:: WHAT THE EXERCISE ASKS ::
Records follow. Select each line holding "peluang".

Recorded data
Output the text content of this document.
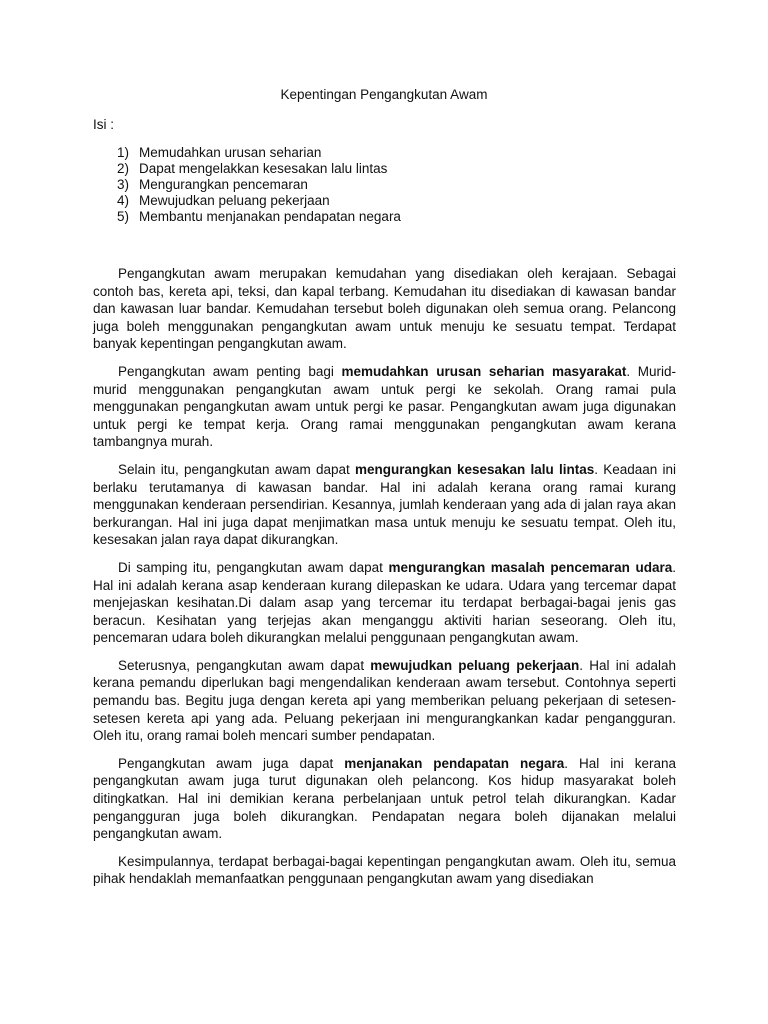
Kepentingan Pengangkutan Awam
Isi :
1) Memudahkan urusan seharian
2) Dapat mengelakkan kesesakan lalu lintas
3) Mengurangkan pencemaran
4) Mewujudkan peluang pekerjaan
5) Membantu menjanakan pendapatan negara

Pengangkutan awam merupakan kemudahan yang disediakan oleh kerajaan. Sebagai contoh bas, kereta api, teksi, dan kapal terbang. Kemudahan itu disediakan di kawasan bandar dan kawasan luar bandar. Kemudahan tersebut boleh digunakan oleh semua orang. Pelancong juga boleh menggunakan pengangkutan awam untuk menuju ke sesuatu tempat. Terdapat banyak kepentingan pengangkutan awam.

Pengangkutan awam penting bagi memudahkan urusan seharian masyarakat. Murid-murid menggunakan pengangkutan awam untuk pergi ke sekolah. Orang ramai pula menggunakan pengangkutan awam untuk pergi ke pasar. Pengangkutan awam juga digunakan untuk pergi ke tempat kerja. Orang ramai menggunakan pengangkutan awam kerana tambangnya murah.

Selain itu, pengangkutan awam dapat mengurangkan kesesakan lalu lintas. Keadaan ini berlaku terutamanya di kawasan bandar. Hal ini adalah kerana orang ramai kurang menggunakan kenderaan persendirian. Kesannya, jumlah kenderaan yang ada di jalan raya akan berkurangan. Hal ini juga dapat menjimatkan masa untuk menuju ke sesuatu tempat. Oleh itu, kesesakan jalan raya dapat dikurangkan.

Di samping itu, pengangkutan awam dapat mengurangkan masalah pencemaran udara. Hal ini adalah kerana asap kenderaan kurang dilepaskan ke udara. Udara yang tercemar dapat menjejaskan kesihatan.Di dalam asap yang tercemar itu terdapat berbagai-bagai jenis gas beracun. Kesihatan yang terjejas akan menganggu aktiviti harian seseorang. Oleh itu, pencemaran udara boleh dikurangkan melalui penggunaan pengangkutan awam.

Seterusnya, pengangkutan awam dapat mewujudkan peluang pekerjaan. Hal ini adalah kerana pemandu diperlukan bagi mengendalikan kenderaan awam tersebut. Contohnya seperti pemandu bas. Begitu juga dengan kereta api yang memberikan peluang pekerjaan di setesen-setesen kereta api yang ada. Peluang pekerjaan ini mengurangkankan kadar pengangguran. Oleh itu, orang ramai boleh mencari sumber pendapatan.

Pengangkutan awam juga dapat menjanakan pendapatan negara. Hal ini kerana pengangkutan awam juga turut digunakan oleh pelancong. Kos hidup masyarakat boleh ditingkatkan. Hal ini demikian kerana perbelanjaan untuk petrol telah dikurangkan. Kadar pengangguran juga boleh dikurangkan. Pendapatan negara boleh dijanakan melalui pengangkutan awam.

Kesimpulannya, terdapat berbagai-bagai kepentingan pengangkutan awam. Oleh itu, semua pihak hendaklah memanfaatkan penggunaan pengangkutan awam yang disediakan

--

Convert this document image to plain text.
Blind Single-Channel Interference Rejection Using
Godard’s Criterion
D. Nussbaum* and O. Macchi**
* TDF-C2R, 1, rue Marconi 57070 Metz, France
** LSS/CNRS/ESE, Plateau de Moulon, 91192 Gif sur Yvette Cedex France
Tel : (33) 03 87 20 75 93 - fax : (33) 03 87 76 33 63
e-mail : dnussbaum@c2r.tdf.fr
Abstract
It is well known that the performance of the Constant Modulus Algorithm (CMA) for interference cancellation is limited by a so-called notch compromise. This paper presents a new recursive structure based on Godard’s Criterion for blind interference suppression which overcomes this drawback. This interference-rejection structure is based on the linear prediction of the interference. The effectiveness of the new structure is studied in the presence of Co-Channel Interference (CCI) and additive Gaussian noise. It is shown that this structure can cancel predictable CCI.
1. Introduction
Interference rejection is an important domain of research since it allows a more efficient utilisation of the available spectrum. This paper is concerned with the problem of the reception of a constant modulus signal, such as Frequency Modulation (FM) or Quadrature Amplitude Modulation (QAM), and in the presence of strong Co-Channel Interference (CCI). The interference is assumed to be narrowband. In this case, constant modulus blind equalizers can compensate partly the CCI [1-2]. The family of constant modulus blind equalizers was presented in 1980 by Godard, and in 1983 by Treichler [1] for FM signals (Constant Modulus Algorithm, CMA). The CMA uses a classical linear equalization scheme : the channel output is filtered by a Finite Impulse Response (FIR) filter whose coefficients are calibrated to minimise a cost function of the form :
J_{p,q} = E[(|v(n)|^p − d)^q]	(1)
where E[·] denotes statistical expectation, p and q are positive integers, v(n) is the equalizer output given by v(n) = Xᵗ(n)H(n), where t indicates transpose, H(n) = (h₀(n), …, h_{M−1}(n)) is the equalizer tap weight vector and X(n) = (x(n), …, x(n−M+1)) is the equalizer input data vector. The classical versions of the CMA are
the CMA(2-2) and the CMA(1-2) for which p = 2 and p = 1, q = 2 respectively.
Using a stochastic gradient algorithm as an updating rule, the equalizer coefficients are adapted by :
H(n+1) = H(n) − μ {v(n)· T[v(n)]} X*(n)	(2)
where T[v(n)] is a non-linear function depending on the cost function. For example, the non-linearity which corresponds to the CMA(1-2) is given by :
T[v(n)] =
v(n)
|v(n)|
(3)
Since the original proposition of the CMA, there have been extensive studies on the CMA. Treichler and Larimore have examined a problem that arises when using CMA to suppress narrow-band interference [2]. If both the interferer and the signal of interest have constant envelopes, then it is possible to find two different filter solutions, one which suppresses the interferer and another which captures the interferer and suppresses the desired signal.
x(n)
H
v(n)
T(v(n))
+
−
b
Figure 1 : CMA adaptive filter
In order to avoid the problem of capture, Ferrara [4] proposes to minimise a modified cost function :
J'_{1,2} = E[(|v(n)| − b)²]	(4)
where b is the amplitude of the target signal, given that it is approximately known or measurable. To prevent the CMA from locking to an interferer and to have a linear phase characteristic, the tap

--

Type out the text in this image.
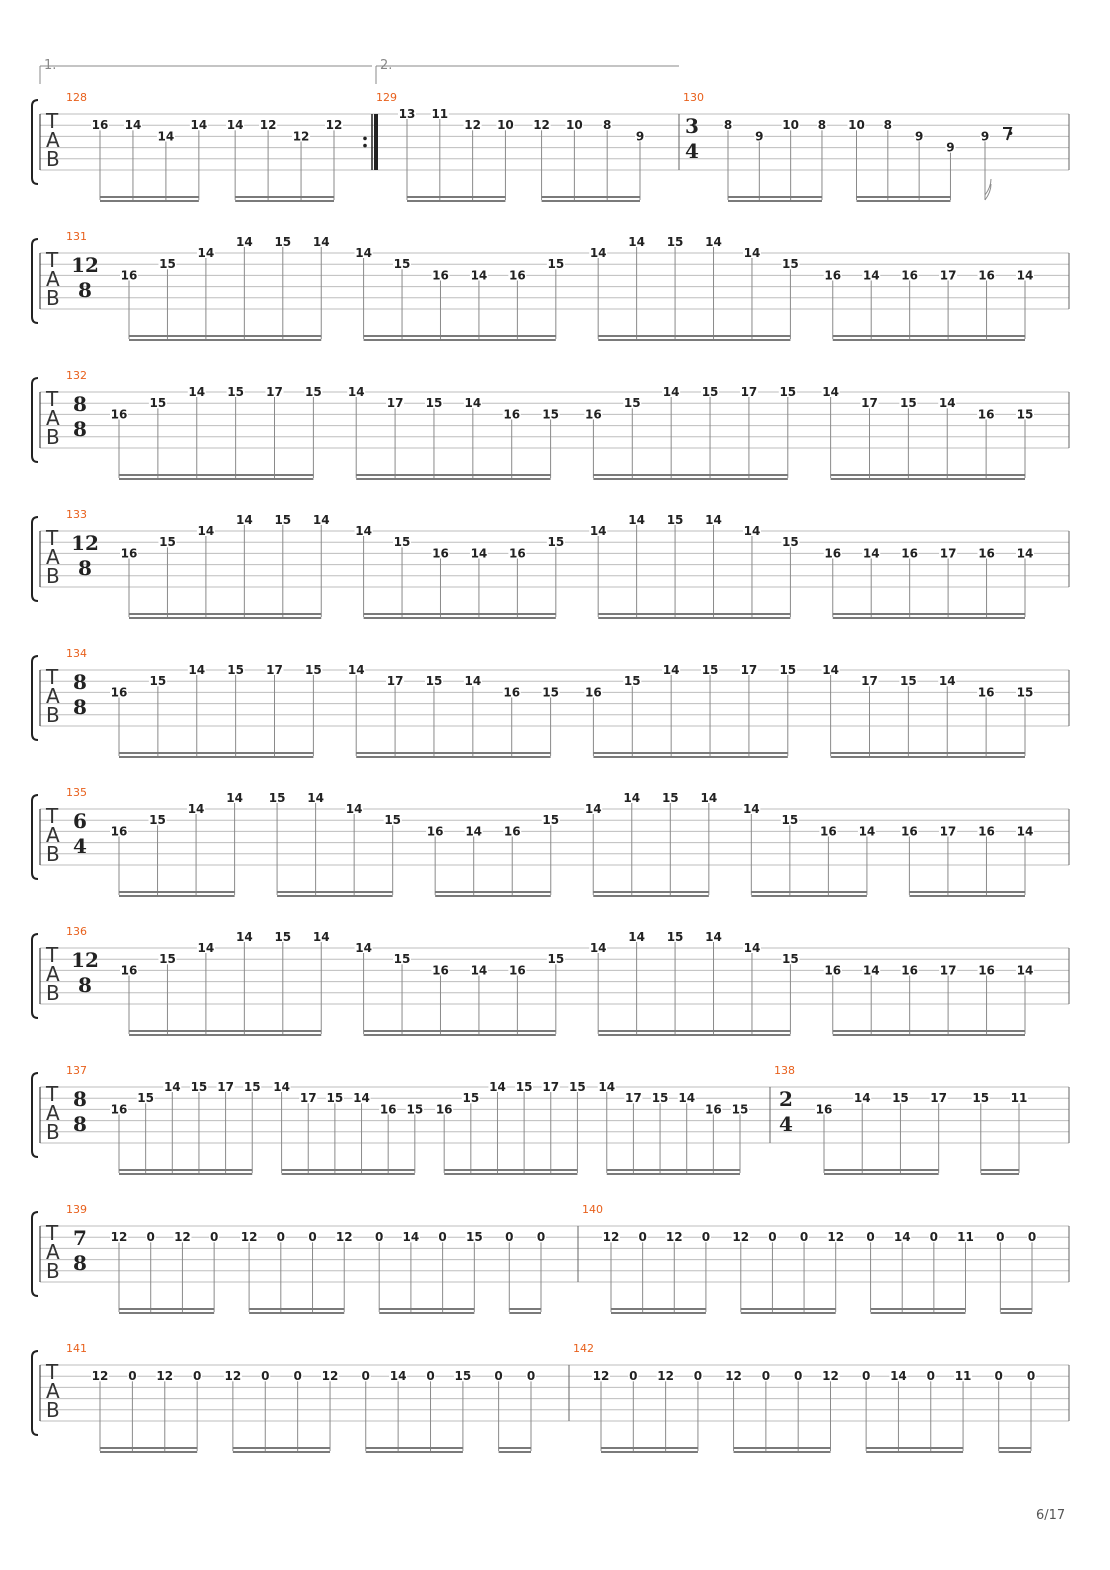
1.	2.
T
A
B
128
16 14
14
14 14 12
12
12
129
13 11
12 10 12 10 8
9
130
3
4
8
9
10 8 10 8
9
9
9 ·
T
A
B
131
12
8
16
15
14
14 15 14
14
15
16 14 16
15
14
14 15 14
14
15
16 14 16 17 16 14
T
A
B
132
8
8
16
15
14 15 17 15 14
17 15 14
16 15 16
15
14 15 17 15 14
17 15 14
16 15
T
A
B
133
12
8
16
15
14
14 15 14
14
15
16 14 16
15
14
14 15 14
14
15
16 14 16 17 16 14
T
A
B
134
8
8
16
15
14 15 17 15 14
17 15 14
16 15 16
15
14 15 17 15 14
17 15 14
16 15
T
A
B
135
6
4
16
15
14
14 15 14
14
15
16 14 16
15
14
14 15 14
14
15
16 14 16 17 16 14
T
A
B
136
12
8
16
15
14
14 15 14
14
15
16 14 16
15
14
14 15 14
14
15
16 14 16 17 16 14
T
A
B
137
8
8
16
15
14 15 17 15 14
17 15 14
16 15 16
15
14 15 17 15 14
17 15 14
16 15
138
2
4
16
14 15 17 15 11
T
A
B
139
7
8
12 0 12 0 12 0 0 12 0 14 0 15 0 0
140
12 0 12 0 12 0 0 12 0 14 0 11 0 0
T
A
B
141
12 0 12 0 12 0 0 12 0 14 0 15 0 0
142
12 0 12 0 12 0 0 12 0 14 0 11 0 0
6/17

:: PROBLEM SOLUTION ::
4) Mewujudkan peluang pekerjaan
Seterusnya, pengangkutan awam dapat mewujudkan peluang pekerjaan. Hal ini adalah kerana pemandu diperlukan bagi mengendalikan kenderaan awam tersebut. Contohnya seperti pemandu bas. Begitu juga dengan kereta api yang memberikan peluang pekerjaan di setesen-setesen kereta api yang ada. Peluang pekerjaan ini mengurangkankan kadar pengangguran. Oleh itu, orang ramai boleh mencari sumber pendapatan.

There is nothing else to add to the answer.